■ What is asked ■
Present each line of the entries below that holds the word "Crown".

■ Rows ■
-- begin --

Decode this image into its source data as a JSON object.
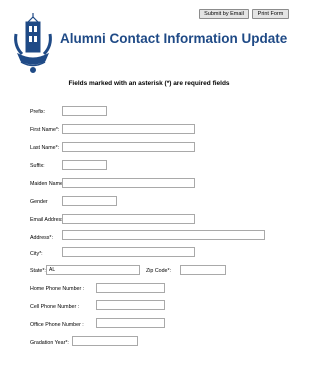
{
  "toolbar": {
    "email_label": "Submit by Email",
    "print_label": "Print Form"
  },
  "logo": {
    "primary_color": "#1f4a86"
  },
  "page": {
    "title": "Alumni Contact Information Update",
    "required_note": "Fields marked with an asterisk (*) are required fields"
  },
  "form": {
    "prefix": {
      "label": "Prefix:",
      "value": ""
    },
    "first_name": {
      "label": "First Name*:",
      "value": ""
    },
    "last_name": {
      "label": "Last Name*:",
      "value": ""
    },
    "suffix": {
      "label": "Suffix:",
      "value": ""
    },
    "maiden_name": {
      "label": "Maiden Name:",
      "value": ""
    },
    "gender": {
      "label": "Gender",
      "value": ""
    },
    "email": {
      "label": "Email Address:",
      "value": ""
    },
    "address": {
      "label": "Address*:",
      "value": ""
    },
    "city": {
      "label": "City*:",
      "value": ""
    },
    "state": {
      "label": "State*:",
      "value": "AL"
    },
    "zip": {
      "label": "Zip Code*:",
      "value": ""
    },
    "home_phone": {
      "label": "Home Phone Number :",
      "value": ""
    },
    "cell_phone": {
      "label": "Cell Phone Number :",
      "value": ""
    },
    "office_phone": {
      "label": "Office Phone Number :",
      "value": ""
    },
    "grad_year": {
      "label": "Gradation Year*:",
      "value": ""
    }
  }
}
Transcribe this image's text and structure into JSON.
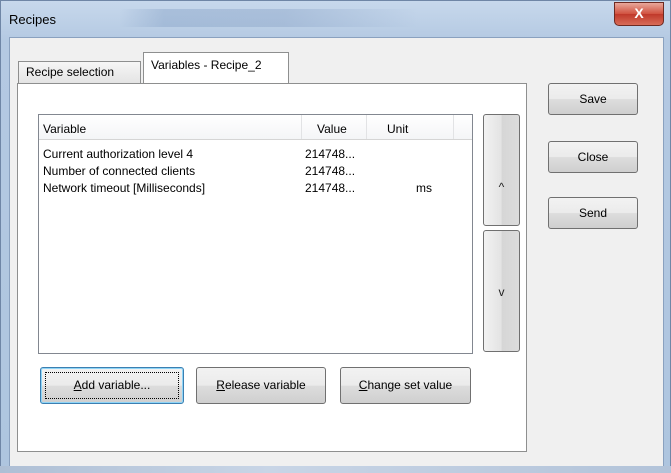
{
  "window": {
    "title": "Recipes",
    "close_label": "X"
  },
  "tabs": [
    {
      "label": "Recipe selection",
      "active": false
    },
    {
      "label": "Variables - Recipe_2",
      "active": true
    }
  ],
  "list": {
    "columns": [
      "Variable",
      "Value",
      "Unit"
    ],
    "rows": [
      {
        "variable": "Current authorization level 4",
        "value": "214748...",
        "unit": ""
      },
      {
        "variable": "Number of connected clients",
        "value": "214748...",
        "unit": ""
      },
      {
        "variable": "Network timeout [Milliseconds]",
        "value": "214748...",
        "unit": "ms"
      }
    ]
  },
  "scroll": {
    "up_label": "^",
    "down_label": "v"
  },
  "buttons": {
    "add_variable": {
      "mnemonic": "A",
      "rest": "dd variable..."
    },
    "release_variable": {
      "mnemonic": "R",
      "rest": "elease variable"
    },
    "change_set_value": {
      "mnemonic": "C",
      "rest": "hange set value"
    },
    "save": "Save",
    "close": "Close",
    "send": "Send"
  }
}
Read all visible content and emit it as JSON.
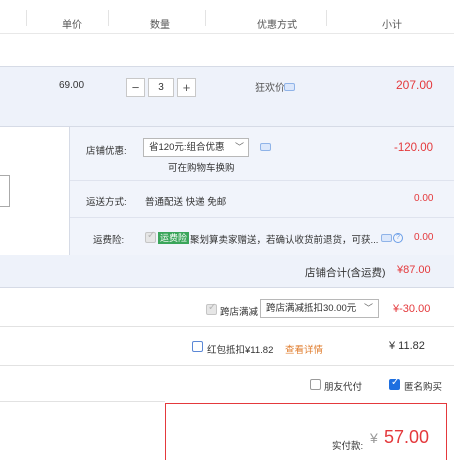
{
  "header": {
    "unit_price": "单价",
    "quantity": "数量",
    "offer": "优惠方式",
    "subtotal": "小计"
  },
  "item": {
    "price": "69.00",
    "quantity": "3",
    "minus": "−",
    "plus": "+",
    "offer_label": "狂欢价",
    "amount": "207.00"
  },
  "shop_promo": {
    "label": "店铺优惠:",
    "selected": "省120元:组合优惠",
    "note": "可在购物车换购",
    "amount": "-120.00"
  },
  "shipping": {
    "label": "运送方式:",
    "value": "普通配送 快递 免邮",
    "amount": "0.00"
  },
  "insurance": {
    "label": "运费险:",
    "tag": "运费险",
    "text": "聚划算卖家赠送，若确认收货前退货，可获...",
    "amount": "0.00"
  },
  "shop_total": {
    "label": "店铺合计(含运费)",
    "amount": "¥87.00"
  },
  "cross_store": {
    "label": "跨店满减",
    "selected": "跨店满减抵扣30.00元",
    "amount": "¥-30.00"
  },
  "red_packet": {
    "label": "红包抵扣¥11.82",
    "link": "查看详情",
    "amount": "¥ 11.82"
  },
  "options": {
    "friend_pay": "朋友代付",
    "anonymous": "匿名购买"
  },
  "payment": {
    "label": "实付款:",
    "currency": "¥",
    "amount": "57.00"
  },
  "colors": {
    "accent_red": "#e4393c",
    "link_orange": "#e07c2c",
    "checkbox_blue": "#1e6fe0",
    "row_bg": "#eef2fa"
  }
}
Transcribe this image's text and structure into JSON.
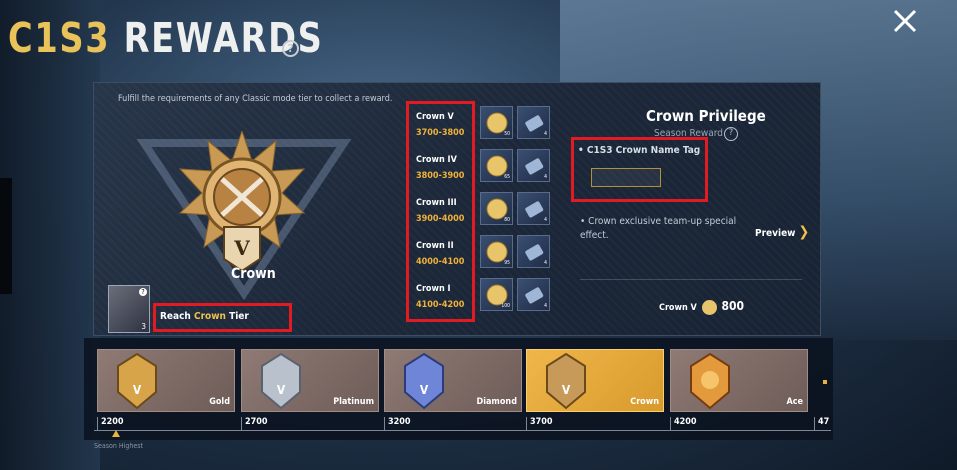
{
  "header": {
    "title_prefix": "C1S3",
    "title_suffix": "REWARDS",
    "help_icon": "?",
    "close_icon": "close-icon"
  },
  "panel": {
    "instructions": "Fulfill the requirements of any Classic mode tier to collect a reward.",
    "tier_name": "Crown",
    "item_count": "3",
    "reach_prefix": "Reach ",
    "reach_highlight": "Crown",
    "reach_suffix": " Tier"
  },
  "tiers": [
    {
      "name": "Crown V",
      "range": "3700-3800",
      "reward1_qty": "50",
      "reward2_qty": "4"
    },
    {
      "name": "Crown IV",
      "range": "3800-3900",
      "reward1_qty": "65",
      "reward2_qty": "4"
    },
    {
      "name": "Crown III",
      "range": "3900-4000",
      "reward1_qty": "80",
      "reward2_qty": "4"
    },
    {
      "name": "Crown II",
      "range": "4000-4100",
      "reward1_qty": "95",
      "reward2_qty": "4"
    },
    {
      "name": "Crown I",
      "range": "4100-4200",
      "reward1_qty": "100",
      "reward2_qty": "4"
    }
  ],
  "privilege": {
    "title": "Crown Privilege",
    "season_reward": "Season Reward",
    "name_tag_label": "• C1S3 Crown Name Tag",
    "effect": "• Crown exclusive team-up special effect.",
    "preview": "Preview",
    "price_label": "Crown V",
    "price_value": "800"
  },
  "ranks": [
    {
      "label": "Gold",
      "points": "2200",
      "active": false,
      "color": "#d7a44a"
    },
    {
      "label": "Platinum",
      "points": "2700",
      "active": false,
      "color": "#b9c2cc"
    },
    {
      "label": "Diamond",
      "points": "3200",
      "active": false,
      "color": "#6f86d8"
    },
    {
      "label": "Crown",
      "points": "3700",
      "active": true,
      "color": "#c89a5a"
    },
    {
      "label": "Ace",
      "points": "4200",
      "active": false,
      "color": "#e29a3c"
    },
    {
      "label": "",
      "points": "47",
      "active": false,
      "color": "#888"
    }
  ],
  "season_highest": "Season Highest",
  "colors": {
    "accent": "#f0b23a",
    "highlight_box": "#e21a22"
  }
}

-- end --

■ Written solution ■
    "tier_name": "Crown",
    "reach_highlight": "Crown",
      "name": "Crown V",
      "name": "Crown IV",
      "name": "Crown III",
      "name": "Crown II",
      "name": "Crown I",
    "title": "Crown Privilege",
    "name_tag_label": "• C1S3 Crown Name Tag",
    "effect": "• Crown exclusive team-up special effect.",
    "price_label": "Crown V",
      "label": "Crown",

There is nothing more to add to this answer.